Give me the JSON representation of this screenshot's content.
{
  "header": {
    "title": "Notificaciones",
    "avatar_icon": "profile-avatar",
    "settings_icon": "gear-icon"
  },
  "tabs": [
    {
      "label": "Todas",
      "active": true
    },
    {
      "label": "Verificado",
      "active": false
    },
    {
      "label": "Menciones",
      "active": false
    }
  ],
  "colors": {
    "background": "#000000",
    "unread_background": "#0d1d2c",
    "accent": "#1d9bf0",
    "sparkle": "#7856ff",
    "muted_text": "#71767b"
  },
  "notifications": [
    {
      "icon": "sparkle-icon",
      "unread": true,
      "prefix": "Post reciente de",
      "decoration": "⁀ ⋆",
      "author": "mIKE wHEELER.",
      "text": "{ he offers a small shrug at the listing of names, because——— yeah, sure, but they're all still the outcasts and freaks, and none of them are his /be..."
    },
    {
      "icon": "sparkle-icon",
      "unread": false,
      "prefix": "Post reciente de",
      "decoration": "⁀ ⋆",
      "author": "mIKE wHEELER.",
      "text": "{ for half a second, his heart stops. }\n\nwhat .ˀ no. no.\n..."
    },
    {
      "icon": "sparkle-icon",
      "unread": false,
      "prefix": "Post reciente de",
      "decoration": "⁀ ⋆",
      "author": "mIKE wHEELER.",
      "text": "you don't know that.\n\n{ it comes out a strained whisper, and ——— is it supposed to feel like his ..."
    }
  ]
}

■ ■ ■

Retype each record exactly, leaving nothing out.

Give me the JSON representation of this screenshot's content.
{
  "header": {
    "title": "Notificaciones",
    "avatar_icon": "profile-avatar",
    "settings_icon": "gear-icon"
  },
  "tabs": [
    {
      "label": "Todas",
      "active": true
    },
    {
      "label": "Verificado",
      "active": false
    },
    {
      "label": "Menciones",
      "active": false
    }
  ],
  "colors": {
    "background": "#000000",
    "unread_background": "#0d1d2c",
    "accent": "#1d9bf0",
    "sparkle": "#7856ff",
    "muted_text": "#71767b"
  },
  "notifications": [
    {
      "icon": "sparkle-icon",
      "unread": true,
      "prefix": "Post reciente de",
      "decoration": "⁀ ⋆",
      "author": "mIKE wHEELER.",
      "text": "{ he offers a small shrug at the listing of names, because——— yeah, sure, but they're all still the outcasts and freaks, and none of them are his /be..."
    },
    {
      "icon": "sparkle-icon",
      "unread": false,
      "prefix": "Post reciente de",
      "decoration": "⁀ ⋆",
      "author": "mIKE wHEELER.",
      "text": "{ for half a second, his heart stops. }\n\nwhat .ˀ no. no.\n..."
    },
    {
      "icon": "sparkle-icon",
      "unread": false,
      "prefix": "Post reciente de",
      "decoration": "⁀ ⋆",
      "author": "mIKE wHEELER.",
      "text": "you don't know that.\n\n{ it comes out a strained whisper, and ——— is it supposed to feel like his ..."
    }
  ]
}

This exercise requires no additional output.